Data entries for graphics

>>>

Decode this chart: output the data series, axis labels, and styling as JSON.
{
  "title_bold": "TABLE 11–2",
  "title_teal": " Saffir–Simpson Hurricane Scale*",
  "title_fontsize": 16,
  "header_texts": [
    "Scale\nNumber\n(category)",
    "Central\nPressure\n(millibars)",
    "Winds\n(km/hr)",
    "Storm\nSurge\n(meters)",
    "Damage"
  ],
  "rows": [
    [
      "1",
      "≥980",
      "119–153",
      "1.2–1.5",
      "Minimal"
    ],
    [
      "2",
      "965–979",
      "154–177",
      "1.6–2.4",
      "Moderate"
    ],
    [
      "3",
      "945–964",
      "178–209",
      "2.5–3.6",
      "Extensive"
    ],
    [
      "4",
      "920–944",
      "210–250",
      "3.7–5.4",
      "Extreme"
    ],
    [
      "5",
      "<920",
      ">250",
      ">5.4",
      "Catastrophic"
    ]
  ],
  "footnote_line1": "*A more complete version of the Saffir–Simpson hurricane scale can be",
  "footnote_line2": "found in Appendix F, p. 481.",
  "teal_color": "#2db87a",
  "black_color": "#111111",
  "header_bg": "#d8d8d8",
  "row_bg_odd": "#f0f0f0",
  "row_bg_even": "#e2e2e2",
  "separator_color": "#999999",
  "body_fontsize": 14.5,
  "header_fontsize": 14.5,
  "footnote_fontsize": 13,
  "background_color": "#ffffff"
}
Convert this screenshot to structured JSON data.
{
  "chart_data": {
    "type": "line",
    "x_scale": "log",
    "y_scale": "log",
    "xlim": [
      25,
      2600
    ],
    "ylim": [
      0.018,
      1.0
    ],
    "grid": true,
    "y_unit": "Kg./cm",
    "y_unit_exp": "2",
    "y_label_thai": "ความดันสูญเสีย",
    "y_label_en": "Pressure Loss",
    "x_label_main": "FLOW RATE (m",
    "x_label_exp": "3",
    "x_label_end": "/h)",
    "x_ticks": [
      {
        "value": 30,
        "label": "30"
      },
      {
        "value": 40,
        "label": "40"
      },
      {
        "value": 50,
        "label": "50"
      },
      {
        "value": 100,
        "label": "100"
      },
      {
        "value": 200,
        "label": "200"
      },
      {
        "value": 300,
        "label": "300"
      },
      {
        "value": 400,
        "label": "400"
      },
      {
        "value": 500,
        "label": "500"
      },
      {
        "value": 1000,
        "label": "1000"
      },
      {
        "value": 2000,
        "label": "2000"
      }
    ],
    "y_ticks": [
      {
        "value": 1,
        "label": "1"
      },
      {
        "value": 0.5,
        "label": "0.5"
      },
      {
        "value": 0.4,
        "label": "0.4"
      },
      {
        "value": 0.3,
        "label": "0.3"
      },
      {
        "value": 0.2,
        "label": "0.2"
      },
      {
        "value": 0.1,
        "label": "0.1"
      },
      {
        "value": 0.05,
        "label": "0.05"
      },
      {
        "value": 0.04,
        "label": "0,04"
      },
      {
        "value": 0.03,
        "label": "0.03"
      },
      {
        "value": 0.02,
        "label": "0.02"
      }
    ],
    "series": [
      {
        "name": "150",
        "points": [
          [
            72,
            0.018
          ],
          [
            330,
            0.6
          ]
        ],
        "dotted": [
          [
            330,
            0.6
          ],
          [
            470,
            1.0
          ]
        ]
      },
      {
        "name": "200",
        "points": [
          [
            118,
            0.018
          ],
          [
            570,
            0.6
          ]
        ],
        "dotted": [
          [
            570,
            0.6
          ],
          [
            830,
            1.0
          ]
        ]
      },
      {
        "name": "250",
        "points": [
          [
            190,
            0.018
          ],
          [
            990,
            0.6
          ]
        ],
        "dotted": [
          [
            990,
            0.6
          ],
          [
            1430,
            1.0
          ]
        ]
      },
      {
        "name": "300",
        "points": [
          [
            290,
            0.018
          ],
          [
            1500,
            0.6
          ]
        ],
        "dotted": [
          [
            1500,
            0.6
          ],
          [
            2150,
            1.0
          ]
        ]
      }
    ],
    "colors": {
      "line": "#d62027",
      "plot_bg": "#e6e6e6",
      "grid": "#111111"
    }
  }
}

<<<

* _What you should do_:
Using the listing above, state the number of lines that hold "JSON", with no other text.

* _Solution for this exercise_:
2